-- begin EXTRACTED INFORMATION --
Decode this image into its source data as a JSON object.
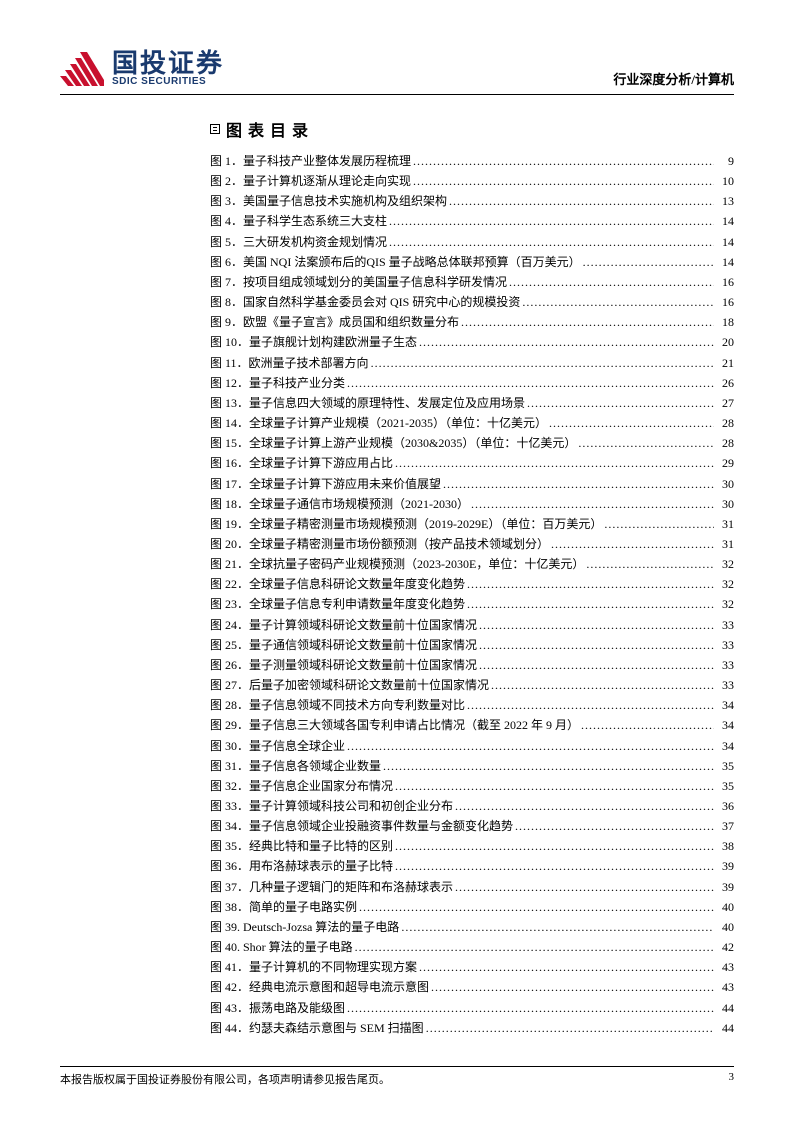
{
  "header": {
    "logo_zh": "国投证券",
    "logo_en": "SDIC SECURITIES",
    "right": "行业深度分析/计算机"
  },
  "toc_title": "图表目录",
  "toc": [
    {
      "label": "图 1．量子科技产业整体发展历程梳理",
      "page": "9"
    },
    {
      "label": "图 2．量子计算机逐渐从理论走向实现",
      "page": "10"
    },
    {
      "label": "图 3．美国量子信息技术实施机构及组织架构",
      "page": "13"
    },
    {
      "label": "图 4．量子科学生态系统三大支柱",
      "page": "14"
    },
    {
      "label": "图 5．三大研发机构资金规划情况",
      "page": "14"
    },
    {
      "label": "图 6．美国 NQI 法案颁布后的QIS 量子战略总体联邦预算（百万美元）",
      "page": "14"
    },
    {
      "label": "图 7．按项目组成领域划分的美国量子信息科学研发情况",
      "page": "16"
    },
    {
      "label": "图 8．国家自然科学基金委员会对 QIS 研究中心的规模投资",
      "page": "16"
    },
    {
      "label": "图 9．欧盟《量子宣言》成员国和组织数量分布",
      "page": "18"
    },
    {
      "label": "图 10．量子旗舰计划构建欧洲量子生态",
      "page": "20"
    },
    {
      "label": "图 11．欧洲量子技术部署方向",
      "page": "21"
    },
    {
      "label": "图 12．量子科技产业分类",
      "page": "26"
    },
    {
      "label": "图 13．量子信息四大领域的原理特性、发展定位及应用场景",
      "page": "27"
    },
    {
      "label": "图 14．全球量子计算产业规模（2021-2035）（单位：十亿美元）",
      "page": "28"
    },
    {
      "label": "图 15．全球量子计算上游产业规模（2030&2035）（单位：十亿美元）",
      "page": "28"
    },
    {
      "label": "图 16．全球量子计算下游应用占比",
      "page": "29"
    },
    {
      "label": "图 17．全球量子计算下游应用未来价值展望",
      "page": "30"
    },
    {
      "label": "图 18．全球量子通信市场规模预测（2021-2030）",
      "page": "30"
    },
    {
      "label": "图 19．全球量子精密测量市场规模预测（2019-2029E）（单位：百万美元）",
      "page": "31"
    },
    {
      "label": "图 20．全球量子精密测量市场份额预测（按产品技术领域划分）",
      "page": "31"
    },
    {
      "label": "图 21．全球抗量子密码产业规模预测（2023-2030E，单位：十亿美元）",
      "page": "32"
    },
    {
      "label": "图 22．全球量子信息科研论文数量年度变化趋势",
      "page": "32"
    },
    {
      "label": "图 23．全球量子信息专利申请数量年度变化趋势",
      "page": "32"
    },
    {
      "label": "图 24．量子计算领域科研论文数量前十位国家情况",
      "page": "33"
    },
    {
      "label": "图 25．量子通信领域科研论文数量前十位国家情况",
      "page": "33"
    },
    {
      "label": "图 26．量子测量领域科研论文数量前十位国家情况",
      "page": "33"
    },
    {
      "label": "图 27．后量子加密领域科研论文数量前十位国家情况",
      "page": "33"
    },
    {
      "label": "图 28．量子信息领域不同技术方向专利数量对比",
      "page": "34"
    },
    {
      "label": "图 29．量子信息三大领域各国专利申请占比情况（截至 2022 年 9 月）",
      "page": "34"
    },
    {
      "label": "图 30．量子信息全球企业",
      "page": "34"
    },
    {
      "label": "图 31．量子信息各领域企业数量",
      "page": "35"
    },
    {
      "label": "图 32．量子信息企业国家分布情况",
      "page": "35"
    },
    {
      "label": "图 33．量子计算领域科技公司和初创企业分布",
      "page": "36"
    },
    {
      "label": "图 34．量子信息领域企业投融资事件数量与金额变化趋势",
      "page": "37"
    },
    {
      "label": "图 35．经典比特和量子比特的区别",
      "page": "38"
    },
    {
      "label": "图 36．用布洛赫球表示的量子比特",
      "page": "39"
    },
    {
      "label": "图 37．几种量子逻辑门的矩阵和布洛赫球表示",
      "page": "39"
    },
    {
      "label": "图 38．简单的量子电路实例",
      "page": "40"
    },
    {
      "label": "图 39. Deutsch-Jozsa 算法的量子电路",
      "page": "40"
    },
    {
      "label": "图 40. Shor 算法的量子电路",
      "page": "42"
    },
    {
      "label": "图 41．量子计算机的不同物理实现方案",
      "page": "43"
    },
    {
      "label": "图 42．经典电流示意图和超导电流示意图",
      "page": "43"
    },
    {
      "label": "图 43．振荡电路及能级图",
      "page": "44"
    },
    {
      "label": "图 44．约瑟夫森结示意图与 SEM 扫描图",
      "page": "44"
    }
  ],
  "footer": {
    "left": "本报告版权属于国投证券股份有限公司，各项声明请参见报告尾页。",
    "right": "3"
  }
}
-- end EXTRACTED INFORMATION --
Quote the data above in full, leaving out the pictures it holds.

* [PROBLEM SOLUTION]
Decode this image into its source data as a JSON object.
{
  "header": {
    "logo_zh": "国投证券",
    "logo_en": "SDIC SECURITIES",
    "right": "行业深度分析/计算机"
  },
  "toc_title": "图表目录",
  "toc": [
    {
      "label": "图 1．量子科技产业整体发展历程梳理",
      "page": "9"
    },
    {
      "label": "图 2．量子计算机逐渐从理论走向实现",
      "page": "10"
    },
    {
      "label": "图 3．美国量子信息技术实施机构及组织架构",
      "page": "13"
    },
    {
      "label": "图 4．量子科学生态系统三大支柱",
      "page": "14"
    },
    {
      "label": "图 5．三大研发机构资金规划情况",
      "page": "14"
    },
    {
      "label": "图 6．美国 NQI 法案颁布后的QIS 量子战略总体联邦预算（百万美元）",
      "page": "14"
    },
    {
      "label": "图 7．按项目组成领域划分的美国量子信息科学研发情况",
      "page": "16"
    },
    {
      "label": "图 8．国家自然科学基金委员会对 QIS 研究中心的规模投资",
      "page": "16"
    },
    {
      "label": "图 9．欧盟《量子宣言》成员国和组织数量分布",
      "page": "18"
    },
    {
      "label": "图 10．量子旗舰计划构建欧洲量子生态",
      "page": "20"
    },
    {
      "label": "图 11．欧洲量子技术部署方向",
      "page": "21"
    },
    {
      "label": "图 12．量子科技产业分类",
      "page": "26"
    },
    {
      "label": "图 13．量子信息四大领域的原理特性、发展定位及应用场景",
      "page": "27"
    },
    {
      "label": "图 14．全球量子计算产业规模（2021-2035）（单位：十亿美元）",
      "page": "28"
    },
    {
      "label": "图 15．全球量子计算上游产业规模（2030&2035）（单位：十亿美元）",
      "page": "28"
    },
    {
      "label": "图 16．全球量子计算下游应用占比",
      "page": "29"
    },
    {
      "label": "图 17．全球量子计算下游应用未来价值展望",
      "page": "30"
    },
    {
      "label": "图 18．全球量子通信市场规模预测（2021-2030）",
      "page": "30"
    },
    {
      "label": "图 19．全球量子精密测量市场规模预测（2019-2029E）（单位：百万美元）",
      "page": "31"
    },
    {
      "label": "图 20．全球量子精密测量市场份额预测（按产品技术领域划分）",
      "page": "31"
    },
    {
      "label": "图 21．全球抗量子密码产业规模预测（2023-2030E，单位：十亿美元）",
      "page": "32"
    },
    {
      "label": "图 22．全球量子信息科研论文数量年度变化趋势",
      "page": "32"
    },
    {
      "label": "图 23．全球量子信息专利申请数量年度变化趋势",
      "page": "32"
    },
    {
      "label": "图 24．量子计算领域科研论文数量前十位国家情况",
      "page": "33"
    },
    {
      "label": "图 25．量子通信领域科研论文数量前十位国家情况",
      "page": "33"
    },
    {
      "label": "图 26．量子测量领域科研论文数量前十位国家情况",
      "page": "33"
    },
    {
      "label": "图 27．后量子加密领域科研论文数量前十位国家情况",
      "page": "33"
    },
    {
      "label": "图 28．量子信息领域不同技术方向专利数量对比",
      "page": "34"
    },
    {
      "label": "图 29．量子信息三大领域各国专利申请占比情况（截至 2022 年 9 月）",
      "page": "34"
    },
    {
      "label": "图 30．量子信息全球企业",
      "page": "34"
    },
    {
      "label": "图 31．量子信息各领域企业数量",
      "page": "35"
    },
    {
      "label": "图 32．量子信息企业国家分布情况",
      "page": "35"
    },
    {
      "label": "图 33．量子计算领域科技公司和初创企业分布",
      "page": "36"
    },
    {
      "label": "图 34．量子信息领域企业投融资事件数量与金额变化趋势",
      "page": "37"
    },
    {
      "label": "图 35．经典比特和量子比特的区别",
      "page": "38"
    },
    {
      "label": "图 36．用布洛赫球表示的量子比特",
      "page": "39"
    },
    {
      "label": "图 37．几种量子逻辑门的矩阵和布洛赫球表示",
      "page": "39"
    },
    {
      "label": "图 38．简单的量子电路实例",
      "page": "40"
    },
    {
      "label": "图 39. Deutsch-Jozsa 算法的量子电路",
      "page": "40"
    },
    {
      "label": "图 40. Shor 算法的量子电路",
      "page": "42"
    },
    {
      "label": "图 41．量子计算机的不同物理实现方案",
      "page": "43"
    },
    {
      "label": "图 42．经典电流示意图和超导电流示意图",
      "page": "43"
    },
    {
      "label": "图 43．振荡电路及能级图",
      "page": "44"
    },
    {
      "label": "图 44．约瑟夫森结示意图与 SEM 扫描图",
      "page": "44"
    }
  ],
  "footer": {
    "left": "本报告版权属于国投证券股份有限公司，各项声明请参见报告尾页。",
    "right": "3"
  }
}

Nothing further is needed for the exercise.